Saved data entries
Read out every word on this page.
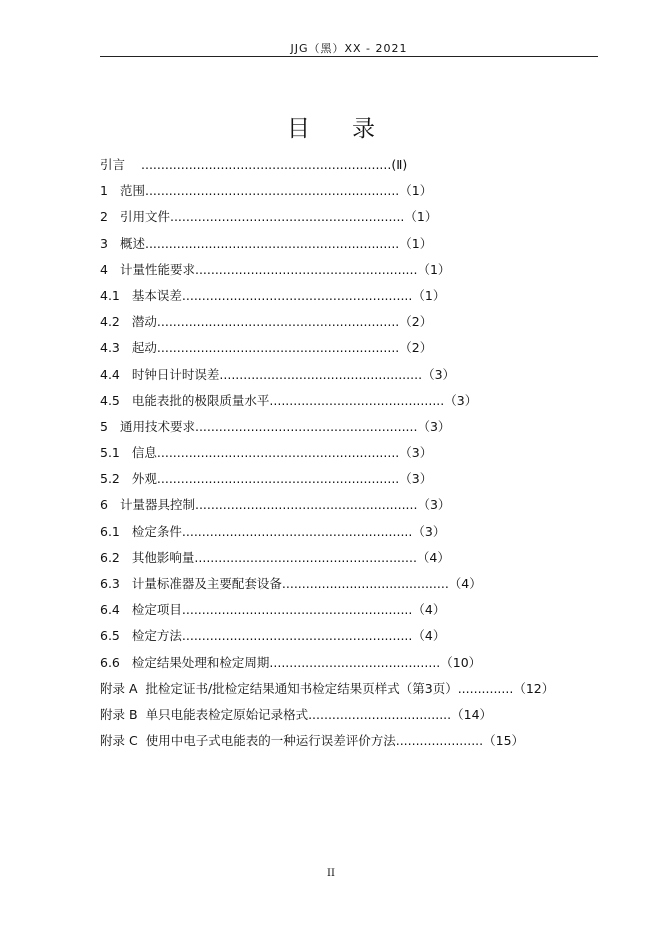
JJG（黑）XX - 2021
目录
引言 ...............................................................(Ⅱ)
1 范围................................................................（1）
2 引用文件...........................................................（1）
3 概述................................................................（1）
4 计量性能要求........................................................（1）
4.1 基本误差..........................................................（1）
4.2 潜动.............................................................（2）
4.3 起动.............................................................（2）
4.4 时钟日计时误差...................................................（3）
4.5 电能表批的极限质量水平............................................（3）
5 通用技术要求........................................................（3）
5.1 信息.............................................................（3）
5.2 外观.............................................................（3）
6 计量器具控制........................................................（3）
6.1 检定条件..........................................................（3）
6.2 其他影响量........................................................（4）
6.3 计量标准器及主要配套设备..........................................（4）
6.4 检定项目..........................................................（4）
6.5 检定方法..........................................................（4）
6.6 检定结果处理和检定周期...........................................（10）
附录 A 批检定证书/批检定结果通知书检定结果页样式（第3页）..............（12）
附录 B 单只电能表检定原始记录格式....................................（14）
附录 C 使用中电子式电能表的一种运行误差评价方法......................（15）
II
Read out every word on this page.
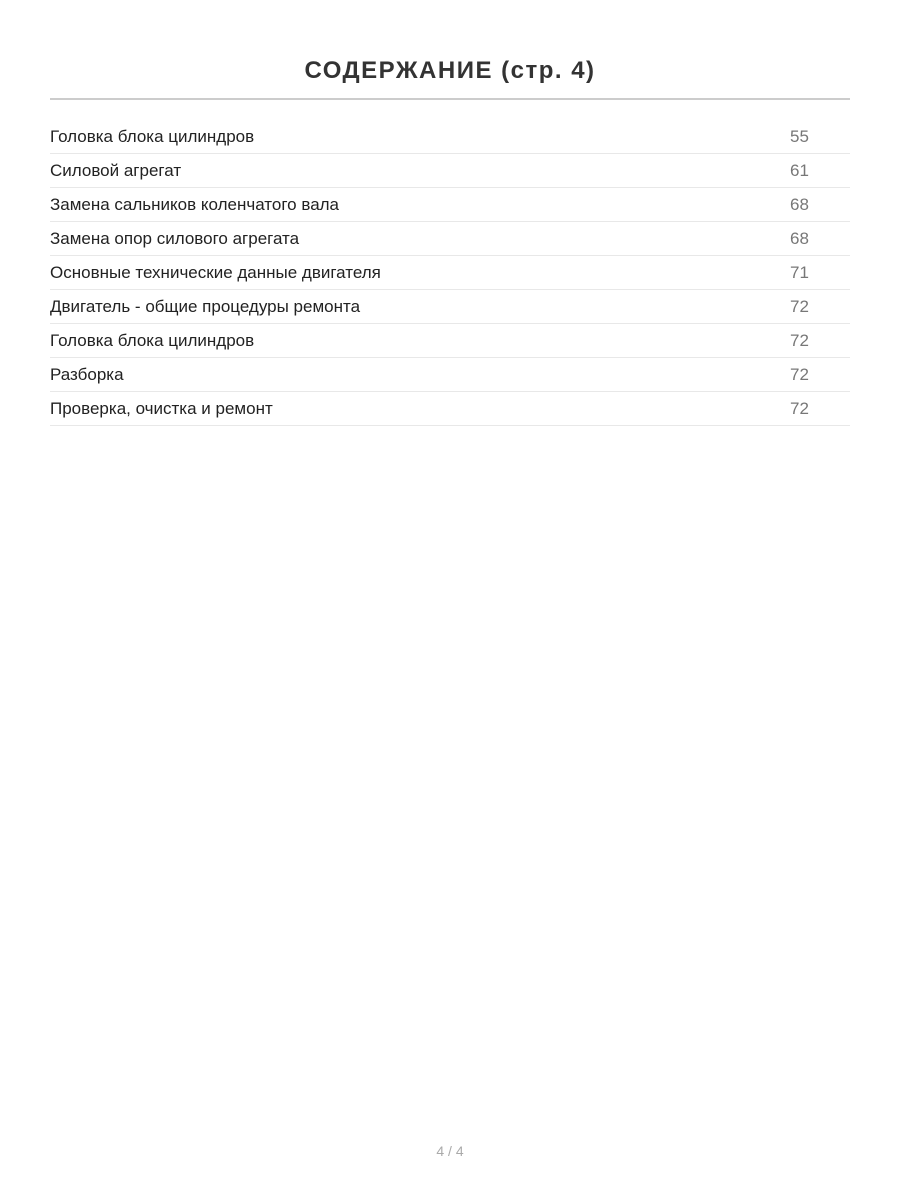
СОДЕРЖАНИЕ (стр. 4)
Головка блока цилиндров	55
Силовой агрегат	61
Замена сальников коленчатого вала	68
Замена опор силового агрегата	68
Основные технические данные двигателя	71
Двигатель - общие процедуры ремонта	72
Головка блока цилиндров	72
Разборка	72
Проверка, очистка и ремонт	72
4 / 4
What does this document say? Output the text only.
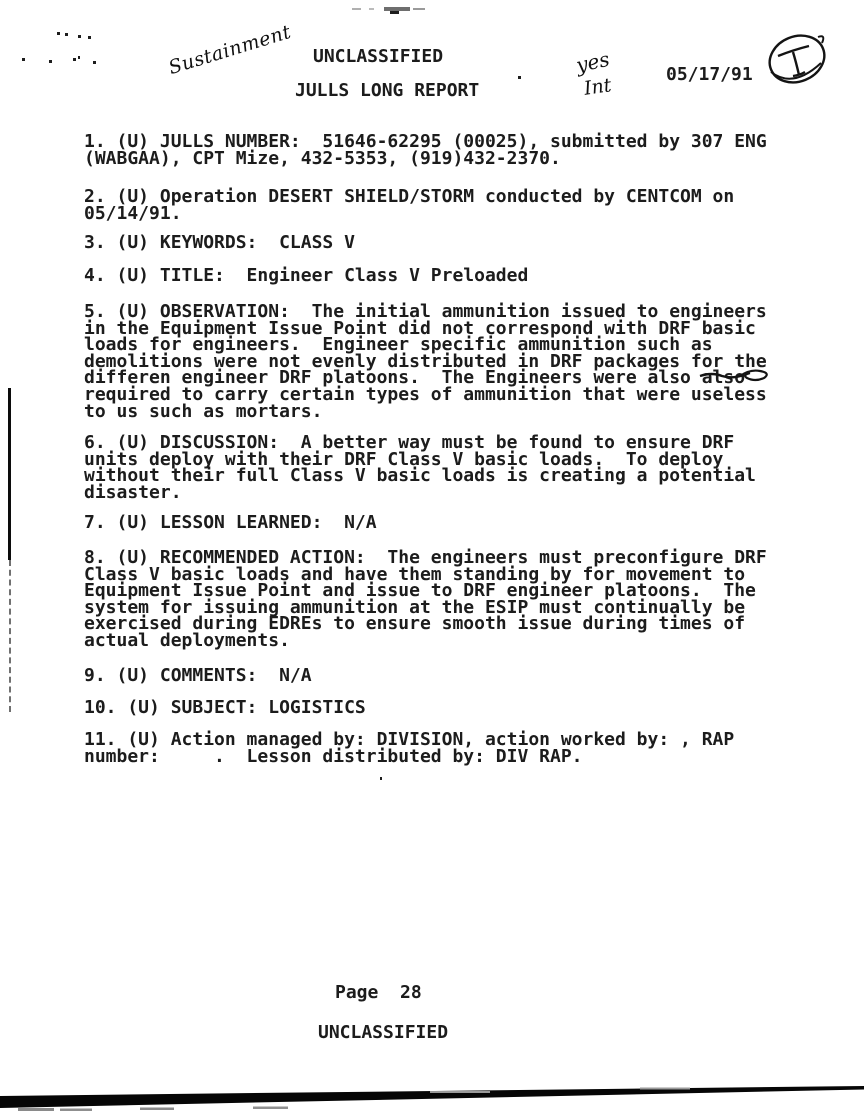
Sustainment UNCLASSIFIED
JULLS LONG REPORT
yes
Int	05/17/91
1. (U) JULLS NUMBER:  51646-62295 (00025), submitted by 307 ENG
(WABGAA), CPT Mize, 432-5353, (919)432-2370.
2. (U) Operation DESERT SHIELD/STORM conducted by CENTCOM on
05/14/91.
3. (U) KEYWORDS:  CLASS V
4. (U) TITLE:  Engineer Class V Preloaded
5. (U) OBSERVATION:  The initial ammunition issued to engineers
in the Equipment Issue Point did not correspond with DRF basic
loads for engineers.  Engineer specific ammunition such as
demolitions were not evenly distributed in DRF packages for the
differen engineer DRF platoons.  The Engineers were also also

required to carry certain types of ammunition that were useless
to us such as mortars.
6. (U) DISCUSSION:  A better way must be found to ensure DRF
units deploy with their DRF Class V basic loads.  To deploy
without their full Class V basic loads is creating a potential
disaster.
7. (U) LESSON LEARNED:  N/A
8. (U) RECOMMENDED ACTION:  The engineers must preconfigure DRF
Class V basic loads and have them standing by for movement to
Equipment Issue Point and issue to DRF engineer platoons.  The
system for issuing ammunition at the ESIP must continually be
exercised during EDREs to ensure smooth issue during times of
actual deployments.
9. (U) COMMENTS:  N/A
10. (U) SUBJECT: LOGISTICS
11. (U) Action managed by: DIVISION, action worked by: , RAP
number:     .  Lesson distributed by: DIV RAP.
Page  28
UNCLASSIFIED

:: DIRECTIVE ::
Repeat all of the data above word for word, minus the pictures.

:: COMPLETE ANSWER ::
Read out every word on this page.
JJG（黑）XX - 2021
目录
引言 ...............................................................(Ⅱ)
1 范围................................................................（1）
2 引用文件...........................................................（1）
3 概述................................................................（1）
4 计量性能要求........................................................（1）
4.1 基本误差..........................................................（1）
4.2 潜动.............................................................（2）
4.3 起动.............................................................（2）
4.4 时钟日计时误差...................................................（3）
4.5 电能表批的极限质量水平............................................（3）
5 通用技术要求........................................................（3）
5.1 信息.............................................................（3）
5.2 外观.............................................................（3）
6 计量器具控制........................................................（3）
6.1 检定条件..........................................................（3）
6.2 其他影响量........................................................（4）
6.3 计量标准器及主要配套设备..........................................（4）
6.4 检定项目..........................................................（4）
6.5 检定方法..........................................................（4）
6.6 检定结果处理和检定周期...........................................（10）
附录 A 批检定证书/批检定结果通知书检定结果页样式（第3页）..............（12）
附录 B 单只电能表检定原始记录格式....................................（14）
附录 C 使用中电子式电能表的一种运行误差评价方法......................（15）
II
Read out every word on this page.
СОДЕРЖАНИЕ (стр. 4)
Головка блока цилиндров	55
Силовой агрегат	61
Замена сальников коленчатого вала	68
Замена опор силового агрегата	68
Основные технические данные двигателя	71
Двигатель - общие процедуры ремонта	72
Головка блока цилиндров	72
Разборка	72
Проверка, очистка и ремонт	72
4 / 4
What does this document say? Output the text only.
Sustainment UNCLASSIFIED
JULLS LONG REPORT
yes
Int	05/17/91
1. (U) JULLS NUMBER:  51646-62295 (00025), submitted by 307 ENG
(WABGAA), CPT Mize, 432-5353, (919)432-2370.
2. (U) Operation DESERT SHIELD/STORM conducted by CENTCOM on
05/14/91.
3. (U) KEYWORDS:  CLASS V
4. (U) TITLE:  Engineer Class V Preloaded
5. (U) OBSERVATION:  The initial ammunition issued to engineers
in the Equipment Issue Point did not correspond with DRF basic
loads for engineers.  Engineer specific ammunition such as
demolitions were not evenly distributed in DRF packages for the
differen engineer DRF platoons.  The Engineers were also also

required to carry certain types of ammunition that were useless
to us such as mortars.
6. (U) DISCUSSION:  A better way must be found to ensure DRF
units deploy with their DRF Class V basic loads.  To deploy
without their full Class V basic loads is creating a potential
disaster.
7. (U) LESSON LEARNED:  N/A
8. (U) RECOMMENDED ACTION:  The engineers must preconfigure DRF
Class V basic loads and have them standing by for movement to
Equipment Issue Point and issue to DRF engineer platoons.  The
system for issuing ammunition at the ESIP must continually be
exercised during EDREs to ensure smooth issue during times of
actual deployments.
9. (U) COMMENTS:  N/A
10. (U) SUBJECT: LOGISTICS
11. (U) Action managed by: DIVISION, action worked by: , RAP
number:     .  Lesson distributed by: DIV RAP.
Page  28
UNCLASSIFIED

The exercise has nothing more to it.